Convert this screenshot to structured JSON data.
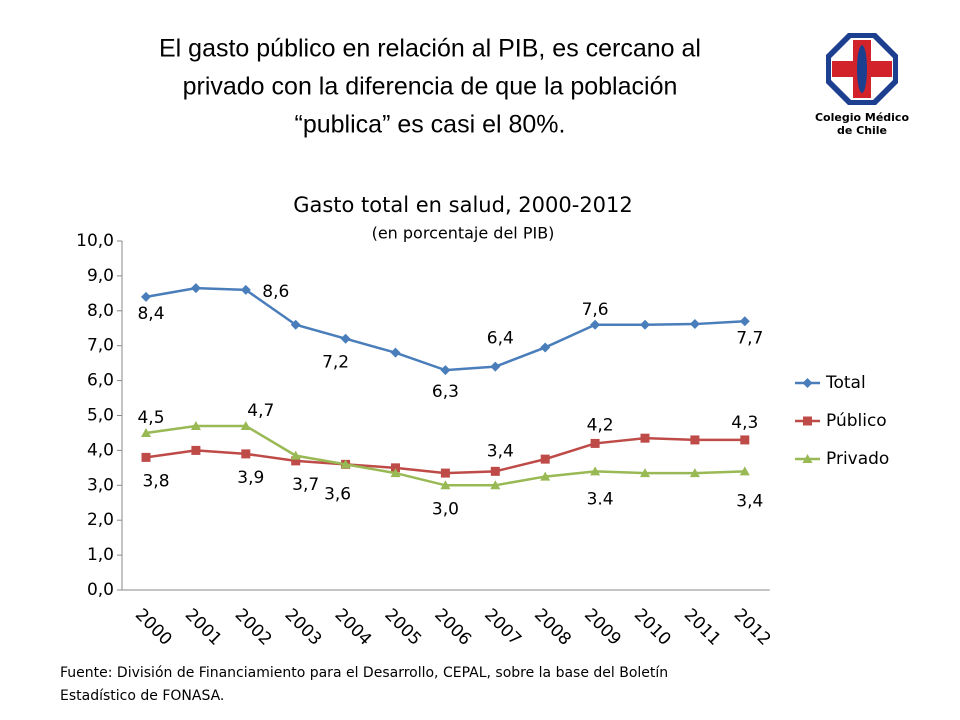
{
  "heading": [
    "El gasto público en relación al PIB, es cercano al",
    "privado con la diferencia de que la población",
    "“publica” es casi el  80%."
  ],
  "logo": [
    "Colegio Médico",
    "de Chile"
  ],
  "source": [
    "Fuente: División de Financiamiento para el Desarrollo, CEPAL, sobre la base del Boletín",
    "Estadístico de FONASA."
  ],
  "chart_data": {
    "type": "line",
    "title": "Gasto total en salud, 2000-2012",
    "subtitle": "(en porcentaje del PIB)",
    "categories": [
      "2000",
      "2001",
      "2002",
      "2003",
      "2004",
      "2005",
      "2006",
      "2007",
      "2008",
      "2009",
      "2010",
      "2011",
      "2012"
    ],
    "ylim": [
      0,
      10
    ],
    "yticks": [
      {
        "value": 0,
        "label": "0,0"
      },
      {
        "value": 1,
        "label": "1,0"
      },
      {
        "value": 2,
        "label": "2,0"
      },
      {
        "value": 3,
        "label": "3,0"
      },
      {
        "value": 4,
        "label": "4,0"
      },
      {
        "value": 5,
        "label": "5,0"
      },
      {
        "value": 6,
        "label": "6,0"
      },
      {
        "value": 7,
        "label": "7,0"
      },
      {
        "value": 8,
        "label": "8,0"
      },
      {
        "value": 9,
        "label": "9,0"
      },
      {
        "value": 10,
        "label": "10,0"
      }
    ],
    "legend": "right",
    "series": [
      {
        "name": "Total",
        "color": "#4a7ebb",
        "marker": "diamond",
        "values": [
          8.4,
          8.65,
          8.6,
          7.6,
          7.2,
          6.8,
          6.3,
          6.4,
          6.95,
          7.6,
          7.6,
          7.62,
          7.7
        ],
        "value_labels": [
          "8,4",
          null,
          "8,6",
          null,
          "7,2",
          null,
          "6,3",
          "6,4",
          null,
          "7,6",
          null,
          null,
          "7,7"
        ]
      },
      {
        "name": "Público",
        "color": "#be4b48",
        "marker": "square",
        "values": [
          3.8,
          4.0,
          3.9,
          3.7,
          3.6,
          3.5,
          3.35,
          3.4,
          3.75,
          4.2,
          4.35,
          4.3,
          4.3
        ],
        "value_labels": [
          "3,8",
          null,
          "3,9",
          "3,7",
          null,
          null,
          null,
          "3,4",
          null,
          "4,2",
          null,
          null,
          "4,3"
        ]
      },
      {
        "name": "Privado",
        "color": "#98b954",
        "marker": "triangle",
        "values": [
          4.5,
          4.7,
          4.7,
          3.85,
          3.6,
          3.35,
          3.0,
          3.0,
          3.25,
          3.4,
          3.35,
          3.35,
          3.4
        ],
        "value_labels": [
          "4,5",
          null,
          "4,7",
          null,
          "3,6",
          null,
          "3,0",
          null,
          null,
          "3.4",
          null,
          null,
          "3,4"
        ]
      }
    ]
  }
}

---*---

What you need to do →
Repeat the records above exactly, leaving out the pictures.

Exercise result →
Convert this screenshot to structured JSON data.
{
  "heading": [
    "El gasto público en relación al PIB, es cercano al",
    "privado con la diferencia de que la población",
    "“publica” es casi el  80%."
  ],
  "logo": [
    "Colegio Médico",
    "de Chile"
  ],
  "source": [
    "Fuente: División de Financiamiento para el Desarrollo, CEPAL, sobre la base del Boletín",
    "Estadístico de FONASA."
  ],
  "chart_data": {
    "type": "line",
    "title": "Gasto total en salud, 2000-2012",
    "subtitle": "(en porcentaje del PIB)",
    "categories": [
      "2000",
      "2001",
      "2002",
      "2003",
      "2004",
      "2005",
      "2006",
      "2007",
      "2008",
      "2009",
      "2010",
      "2011",
      "2012"
    ],
    "ylim": [
      0,
      10
    ],
    "yticks": [
      {
        "value": 0,
        "label": "0,0"
      },
      {
        "value": 1,
        "label": "1,0"
      },
      {
        "value": 2,
        "label": "2,0"
      },
      {
        "value": 3,
        "label": "3,0"
      },
      {
        "value": 4,
        "label": "4,0"
      },
      {
        "value": 5,
        "label": "5,0"
      },
      {
        "value": 6,
        "label": "6,0"
      },
      {
        "value": 7,
        "label": "7,0"
      },
      {
        "value": 8,
        "label": "8,0"
      },
      {
        "value": 9,
        "label": "9,0"
      },
      {
        "value": 10,
        "label": "10,0"
      }
    ],
    "legend": "right",
    "series": [
      {
        "name": "Total",
        "color": "#4a7ebb",
        "marker": "diamond",
        "values": [
          8.4,
          8.65,
          8.6,
          7.6,
          7.2,
          6.8,
          6.3,
          6.4,
          6.95,
          7.6,
          7.6,
          7.62,
          7.7
        ],
        "value_labels": [
          "8,4",
          null,
          "8,6",
          null,
          "7,2",
          null,
          "6,3",
          "6,4",
          null,
          "7,6",
          null,
          null,
          "7,7"
        ]
      },
      {
        "name": "Público",
        "color": "#be4b48",
        "marker": "square",
        "values": [
          3.8,
          4.0,
          3.9,
          3.7,
          3.6,
          3.5,
          3.35,
          3.4,
          3.75,
          4.2,
          4.35,
          4.3,
          4.3
        ],
        "value_labels": [
          "3,8",
          null,
          "3,9",
          "3,7",
          null,
          null,
          null,
          "3,4",
          null,
          "4,2",
          null,
          null,
          "4,3"
        ]
      },
      {
        "name": "Privado",
        "color": "#98b954",
        "marker": "triangle",
        "values": [
          4.5,
          4.7,
          4.7,
          3.85,
          3.6,
          3.35,
          3.0,
          3.0,
          3.25,
          3.4,
          3.35,
          3.35,
          3.4
        ],
        "value_labels": [
          "4,5",
          null,
          "4,7",
          null,
          "3,6",
          null,
          "3,0",
          null,
          null,
          "3.4",
          null,
          null,
          "3,4"
        ]
      }
    ]
  }
}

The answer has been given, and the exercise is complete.